(Saved data entries)
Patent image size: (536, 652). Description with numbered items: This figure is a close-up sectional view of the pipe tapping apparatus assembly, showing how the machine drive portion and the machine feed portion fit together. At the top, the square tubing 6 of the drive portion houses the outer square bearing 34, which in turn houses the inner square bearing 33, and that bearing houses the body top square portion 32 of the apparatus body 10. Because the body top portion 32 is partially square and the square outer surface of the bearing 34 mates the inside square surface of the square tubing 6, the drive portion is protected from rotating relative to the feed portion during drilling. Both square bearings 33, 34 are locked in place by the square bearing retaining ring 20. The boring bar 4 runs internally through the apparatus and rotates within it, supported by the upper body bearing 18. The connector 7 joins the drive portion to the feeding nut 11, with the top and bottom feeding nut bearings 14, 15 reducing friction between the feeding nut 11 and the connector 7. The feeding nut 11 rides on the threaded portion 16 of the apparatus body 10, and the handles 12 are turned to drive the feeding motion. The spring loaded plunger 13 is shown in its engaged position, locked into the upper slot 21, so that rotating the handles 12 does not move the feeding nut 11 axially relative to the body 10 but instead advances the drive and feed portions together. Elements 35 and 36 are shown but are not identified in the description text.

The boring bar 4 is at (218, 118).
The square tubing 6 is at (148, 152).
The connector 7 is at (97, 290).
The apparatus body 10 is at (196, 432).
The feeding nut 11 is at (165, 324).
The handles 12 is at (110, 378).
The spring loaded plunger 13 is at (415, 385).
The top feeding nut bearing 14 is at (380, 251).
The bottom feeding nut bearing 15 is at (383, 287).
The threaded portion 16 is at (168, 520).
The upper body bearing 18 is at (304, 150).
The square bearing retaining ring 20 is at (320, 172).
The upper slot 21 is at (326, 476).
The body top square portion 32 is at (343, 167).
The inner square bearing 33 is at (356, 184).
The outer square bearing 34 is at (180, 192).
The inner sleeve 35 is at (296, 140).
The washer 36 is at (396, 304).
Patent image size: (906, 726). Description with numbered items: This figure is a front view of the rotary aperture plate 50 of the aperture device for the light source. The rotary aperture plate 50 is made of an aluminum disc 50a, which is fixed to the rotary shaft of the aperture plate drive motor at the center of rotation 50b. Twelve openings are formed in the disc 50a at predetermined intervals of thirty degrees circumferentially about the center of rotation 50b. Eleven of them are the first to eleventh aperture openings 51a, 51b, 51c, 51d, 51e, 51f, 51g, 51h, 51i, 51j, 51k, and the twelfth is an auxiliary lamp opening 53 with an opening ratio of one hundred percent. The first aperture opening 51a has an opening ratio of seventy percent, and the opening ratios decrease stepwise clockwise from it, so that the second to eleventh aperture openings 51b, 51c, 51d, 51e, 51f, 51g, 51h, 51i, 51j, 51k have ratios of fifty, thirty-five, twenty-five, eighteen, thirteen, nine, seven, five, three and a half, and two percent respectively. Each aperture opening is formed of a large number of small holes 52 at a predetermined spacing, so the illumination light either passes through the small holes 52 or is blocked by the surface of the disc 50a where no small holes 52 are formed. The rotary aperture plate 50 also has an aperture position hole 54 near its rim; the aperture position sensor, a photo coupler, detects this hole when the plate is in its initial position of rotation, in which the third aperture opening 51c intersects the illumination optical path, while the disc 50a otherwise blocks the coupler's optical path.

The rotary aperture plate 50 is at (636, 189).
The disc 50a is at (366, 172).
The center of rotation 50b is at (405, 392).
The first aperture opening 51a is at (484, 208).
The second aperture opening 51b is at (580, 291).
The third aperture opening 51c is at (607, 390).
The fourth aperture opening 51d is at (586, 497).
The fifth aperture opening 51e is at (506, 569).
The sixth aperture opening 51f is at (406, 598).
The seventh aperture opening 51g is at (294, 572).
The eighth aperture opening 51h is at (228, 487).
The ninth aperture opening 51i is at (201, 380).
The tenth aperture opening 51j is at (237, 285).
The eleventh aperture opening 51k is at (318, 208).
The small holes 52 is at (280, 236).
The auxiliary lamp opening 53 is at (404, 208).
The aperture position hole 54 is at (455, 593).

» **GOAL**:
Reproduce every line of the entries above word for word.

» **RIGHT ANSWER**:
Patent image size: (536, 652). Description with numbered items: This figure is a close-up sectional view of the pipe tapping apparatus assembly, showing how the machine drive portion and the machine feed portion fit together. At the top, the square tubing 6 of the drive portion houses the outer square bearing 34, which in turn houses the inner square bearing 33, and that bearing houses the body top square portion 32 of the apparatus body 10. Because the body top portion 32 is partially square and the square outer surface of the bearing 34 mates the inside square surface of the square tubing 6, the drive portion is protected from rotating relative to the feed portion during drilling. Both square bearings 33, 34 are locked in place by the square bearing retaining ring 20. The boring bar 4 runs internally through the apparatus and rotates within it, supported by the upper body bearing 18. The connector 7 joins the drive portion to the feeding nut 11, with the top and bottom feeding nut bearings 14, 15 reducing friction between the feeding nut 11 and the connector 7. The feeding nut 11 rides on the threaded portion 16 of the apparatus body 10, and the handles 12 are turned to drive the feeding motion. The spring loaded plunger 13 is shown in its engaged position, locked into the upper slot 21, so that rotating the handles 12 does not move the feeding nut 11 axially relative to the body 10 but instead advances the drive and feed portions together. Elements 35 and 36 are shown but are not identified in the description text.

The boring bar 4 is at (218, 118).
The square tubing 6 is at (148, 152).
The connector 7 is at (97, 290).
The apparatus body 10 is at (196, 432).
The feeding nut 11 is at (165, 324).
The handles 12 is at (110, 378).
The spring loaded plunger 13 is at (415, 385).
The top feeding nut bearing 14 is at (380, 251).
The bottom feeding nut bearing 15 is at (383, 287).
The threaded portion 16 is at (168, 520).
The upper body bearing 18 is at (304, 150).
The square bearing retaining ring 20 is at (320, 172).
The upper slot 21 is at (326, 476).
The body top square portion 32 is at (343, 167).
The inner square bearing 33 is at (356, 184).
The outer square bearing 34 is at (180, 192).
The inner sleeve 35 is at (296, 140).
The washer 36 is at (396, 304).
Patent image size: (906, 726). Description with numbered items: This figure is a front view of the rotary aperture plate 50 of the aperture device for the light source. The rotary aperture plate 50 is made of an aluminum disc 50a, which is fixed to the rotary shaft of the aperture plate drive motor at the center of rotation 50b. Twelve openings are formed in the disc 50a at predetermined intervals of thirty degrees circumferentially about the center of rotation 50b. Eleven of them are the first to eleventh aperture openings 51a, 51b, 51c, 51d, 51e, 51f, 51g, 51h, 51i, 51j, 51k, and the twelfth is an auxiliary lamp opening 53 with an opening ratio of one hundred percent. The first aperture opening 51a has an opening ratio of seventy percent, and the opening ratios decrease stepwise clockwise from it, so that the second to eleventh aperture openings 51b, 51c, 51d, 51e, 51f, 51g, 51h, 51i, 51j, 51k have ratios of fifty, thirty-five, twenty-five, eighteen, thirteen, nine, seven, five, three and a half, and two percent respectively. Each aperture opening is formed of a large number of small holes 52 at a predetermined spacing, so the illumination light either passes through the small holes 52 or is blocked by the surface of the disc 50a where no small holes 52 are formed. The rotary aperture plate 50 also has an aperture position hole 54 near its rim; the aperture position sensor, a photo coupler, detects this hole when the plate is in its initial position of rotation, in which the third aperture opening 51c intersects the illumination optical path, while the disc 50a otherwise blocks the coupler's optical path.

The rotary aperture plate 50 is at (636, 189).
The disc 50a is at (366, 172).
The center of rotation 50b is at (405, 392).
The first aperture opening 51a is at (484, 208).
The second aperture opening 51b is at (580, 291).
The third aperture opening 51c is at (607, 390).
The fourth aperture opening 51d is at (586, 497).
The fifth aperture opening 51e is at (506, 569).
The sixth aperture opening 51f is at (406, 598).
The seventh aperture opening 51g is at (294, 572).
The eighth aperture opening 51h is at (228, 487).
The ninth aperture opening 51i is at (201, 380).
The tenth aperture opening 51j is at (237, 285).
The eleventh aperture opening 51k is at (318, 208).
The small holes 52 is at (280, 236).
The auxiliary lamp opening 53 is at (404, 208).
The aperture position hole 54 is at (455, 593).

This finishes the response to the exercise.